**WHAT YOU ARE ASKED TO DO:** Extract and list every line that contains the word "ABC中".

Extracted records:
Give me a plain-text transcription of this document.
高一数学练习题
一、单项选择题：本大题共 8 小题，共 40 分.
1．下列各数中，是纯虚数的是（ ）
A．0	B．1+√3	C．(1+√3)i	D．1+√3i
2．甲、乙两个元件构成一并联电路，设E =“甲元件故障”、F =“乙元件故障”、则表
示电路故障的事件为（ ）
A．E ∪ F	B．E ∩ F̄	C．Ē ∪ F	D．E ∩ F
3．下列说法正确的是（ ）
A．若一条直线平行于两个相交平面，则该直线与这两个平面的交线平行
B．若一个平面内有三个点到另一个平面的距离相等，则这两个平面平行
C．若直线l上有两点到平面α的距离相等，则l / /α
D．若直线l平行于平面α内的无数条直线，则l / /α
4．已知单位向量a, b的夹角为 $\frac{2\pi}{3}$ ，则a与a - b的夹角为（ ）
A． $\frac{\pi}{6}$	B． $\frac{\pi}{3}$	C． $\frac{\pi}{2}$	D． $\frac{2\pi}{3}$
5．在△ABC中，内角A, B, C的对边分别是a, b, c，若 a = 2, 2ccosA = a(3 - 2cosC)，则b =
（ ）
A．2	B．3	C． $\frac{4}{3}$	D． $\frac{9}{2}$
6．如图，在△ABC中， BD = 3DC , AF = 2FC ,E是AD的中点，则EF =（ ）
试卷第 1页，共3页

**THE ANSWER:**
5．在△ABC中，内角A, B, C的对边分别是a, b, c，若 a = 2, 2ccosA = a(3 - 2cosC)，则b =
6．如图，在△ABC中， BD = 3DC , AF = 2FC ,E是AD的中点，则EF =（ ）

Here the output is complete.